| Extracted data |
□ □ □ □ □
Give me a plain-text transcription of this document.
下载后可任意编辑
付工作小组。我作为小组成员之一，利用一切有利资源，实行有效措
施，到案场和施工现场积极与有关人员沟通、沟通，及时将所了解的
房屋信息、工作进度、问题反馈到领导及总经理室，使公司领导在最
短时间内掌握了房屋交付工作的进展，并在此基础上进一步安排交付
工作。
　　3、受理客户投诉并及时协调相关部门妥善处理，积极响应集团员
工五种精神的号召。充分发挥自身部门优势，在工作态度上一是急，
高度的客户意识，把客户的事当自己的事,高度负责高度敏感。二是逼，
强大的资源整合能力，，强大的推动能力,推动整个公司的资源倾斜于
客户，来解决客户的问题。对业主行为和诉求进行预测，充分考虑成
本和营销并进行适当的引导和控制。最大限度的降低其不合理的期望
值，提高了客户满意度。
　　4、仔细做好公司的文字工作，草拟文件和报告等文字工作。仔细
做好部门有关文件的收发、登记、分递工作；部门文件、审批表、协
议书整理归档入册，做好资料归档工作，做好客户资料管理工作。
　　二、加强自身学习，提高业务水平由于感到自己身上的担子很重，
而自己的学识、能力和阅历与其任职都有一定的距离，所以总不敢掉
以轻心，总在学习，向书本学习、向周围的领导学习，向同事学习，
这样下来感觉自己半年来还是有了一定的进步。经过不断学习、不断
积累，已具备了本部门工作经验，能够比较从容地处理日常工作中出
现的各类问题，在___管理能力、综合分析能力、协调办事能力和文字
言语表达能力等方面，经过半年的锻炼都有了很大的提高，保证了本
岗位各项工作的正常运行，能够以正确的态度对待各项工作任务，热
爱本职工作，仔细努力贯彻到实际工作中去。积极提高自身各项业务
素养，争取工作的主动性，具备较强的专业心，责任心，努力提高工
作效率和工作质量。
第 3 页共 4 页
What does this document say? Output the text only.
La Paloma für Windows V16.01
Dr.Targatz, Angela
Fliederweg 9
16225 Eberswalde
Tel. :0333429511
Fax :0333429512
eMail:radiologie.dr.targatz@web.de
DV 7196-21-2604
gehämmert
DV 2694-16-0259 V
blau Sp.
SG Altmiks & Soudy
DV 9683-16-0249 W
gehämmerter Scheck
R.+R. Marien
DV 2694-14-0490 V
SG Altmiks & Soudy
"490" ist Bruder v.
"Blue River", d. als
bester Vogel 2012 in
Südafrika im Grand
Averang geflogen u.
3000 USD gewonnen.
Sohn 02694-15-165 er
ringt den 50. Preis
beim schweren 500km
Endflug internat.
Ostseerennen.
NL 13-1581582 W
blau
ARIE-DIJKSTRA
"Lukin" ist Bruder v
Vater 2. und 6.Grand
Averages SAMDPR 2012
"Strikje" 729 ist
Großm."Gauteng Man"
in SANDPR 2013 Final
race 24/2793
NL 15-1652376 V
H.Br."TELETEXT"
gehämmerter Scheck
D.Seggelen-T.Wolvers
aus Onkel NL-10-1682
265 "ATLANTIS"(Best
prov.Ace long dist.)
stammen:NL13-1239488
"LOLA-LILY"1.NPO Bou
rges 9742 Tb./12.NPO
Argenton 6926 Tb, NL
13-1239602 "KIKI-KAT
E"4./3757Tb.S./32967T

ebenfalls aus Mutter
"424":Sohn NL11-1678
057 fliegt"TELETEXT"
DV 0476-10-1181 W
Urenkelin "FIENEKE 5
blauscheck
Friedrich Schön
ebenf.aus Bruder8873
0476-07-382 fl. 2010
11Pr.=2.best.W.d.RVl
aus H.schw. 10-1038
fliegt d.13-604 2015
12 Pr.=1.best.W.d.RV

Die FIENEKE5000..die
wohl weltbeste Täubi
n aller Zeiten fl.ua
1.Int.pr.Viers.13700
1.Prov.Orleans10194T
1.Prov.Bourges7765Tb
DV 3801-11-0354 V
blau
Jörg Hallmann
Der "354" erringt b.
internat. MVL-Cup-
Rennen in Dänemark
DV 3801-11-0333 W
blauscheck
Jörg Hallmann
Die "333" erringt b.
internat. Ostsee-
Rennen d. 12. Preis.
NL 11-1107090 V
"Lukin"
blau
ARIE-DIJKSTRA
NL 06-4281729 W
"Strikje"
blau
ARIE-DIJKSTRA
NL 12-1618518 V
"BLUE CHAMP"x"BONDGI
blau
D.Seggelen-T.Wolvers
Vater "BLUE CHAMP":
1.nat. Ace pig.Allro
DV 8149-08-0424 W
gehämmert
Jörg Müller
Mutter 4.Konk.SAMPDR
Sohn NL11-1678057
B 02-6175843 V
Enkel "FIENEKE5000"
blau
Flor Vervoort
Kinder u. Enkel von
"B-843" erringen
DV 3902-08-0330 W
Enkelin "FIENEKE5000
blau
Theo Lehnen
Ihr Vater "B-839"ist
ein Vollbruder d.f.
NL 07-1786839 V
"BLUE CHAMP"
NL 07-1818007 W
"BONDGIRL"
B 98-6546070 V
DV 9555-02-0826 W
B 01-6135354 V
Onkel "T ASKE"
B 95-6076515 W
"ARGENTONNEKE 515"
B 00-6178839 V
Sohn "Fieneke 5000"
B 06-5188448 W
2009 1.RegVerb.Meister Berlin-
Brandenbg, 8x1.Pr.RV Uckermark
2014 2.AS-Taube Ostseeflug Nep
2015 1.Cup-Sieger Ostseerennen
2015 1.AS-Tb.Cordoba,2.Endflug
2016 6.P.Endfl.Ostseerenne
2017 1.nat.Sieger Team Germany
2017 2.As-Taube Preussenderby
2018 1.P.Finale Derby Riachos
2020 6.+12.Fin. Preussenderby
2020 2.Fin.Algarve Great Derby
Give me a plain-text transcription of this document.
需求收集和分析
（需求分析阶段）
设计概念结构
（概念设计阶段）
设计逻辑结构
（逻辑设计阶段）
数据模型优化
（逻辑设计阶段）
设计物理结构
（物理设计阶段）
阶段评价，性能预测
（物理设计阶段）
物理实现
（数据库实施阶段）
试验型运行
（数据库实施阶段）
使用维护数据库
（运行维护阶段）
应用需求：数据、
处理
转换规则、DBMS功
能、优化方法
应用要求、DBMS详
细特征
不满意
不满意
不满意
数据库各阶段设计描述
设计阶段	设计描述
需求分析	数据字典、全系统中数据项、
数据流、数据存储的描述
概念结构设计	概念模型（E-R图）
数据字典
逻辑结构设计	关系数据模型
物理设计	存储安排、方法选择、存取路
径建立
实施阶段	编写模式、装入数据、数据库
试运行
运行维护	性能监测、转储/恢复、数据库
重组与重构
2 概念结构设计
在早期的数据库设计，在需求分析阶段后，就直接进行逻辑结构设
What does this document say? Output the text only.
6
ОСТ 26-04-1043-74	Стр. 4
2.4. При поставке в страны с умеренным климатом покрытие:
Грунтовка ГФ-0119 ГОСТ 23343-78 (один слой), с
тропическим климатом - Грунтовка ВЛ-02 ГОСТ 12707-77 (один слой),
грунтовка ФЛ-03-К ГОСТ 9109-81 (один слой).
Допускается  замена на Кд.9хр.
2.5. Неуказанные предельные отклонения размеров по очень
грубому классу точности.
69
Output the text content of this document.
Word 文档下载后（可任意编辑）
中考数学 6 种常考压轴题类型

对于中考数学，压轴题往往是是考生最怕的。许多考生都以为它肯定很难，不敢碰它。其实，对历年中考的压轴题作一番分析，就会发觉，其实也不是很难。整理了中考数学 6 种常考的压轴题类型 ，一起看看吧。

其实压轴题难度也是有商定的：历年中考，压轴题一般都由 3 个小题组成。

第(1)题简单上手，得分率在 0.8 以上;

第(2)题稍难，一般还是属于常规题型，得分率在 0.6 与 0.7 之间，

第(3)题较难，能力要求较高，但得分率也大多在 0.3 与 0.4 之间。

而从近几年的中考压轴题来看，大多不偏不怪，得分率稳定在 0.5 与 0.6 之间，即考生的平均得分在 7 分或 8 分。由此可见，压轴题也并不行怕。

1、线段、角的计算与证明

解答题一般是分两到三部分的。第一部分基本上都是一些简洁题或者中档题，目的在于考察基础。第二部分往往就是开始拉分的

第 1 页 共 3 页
□ □ □ □ □
| Goal |
Of the lines above, copy each that contains "fliegt".

| Result |
057 fliegt"TELETEXT"
fliegt d.13-604 2015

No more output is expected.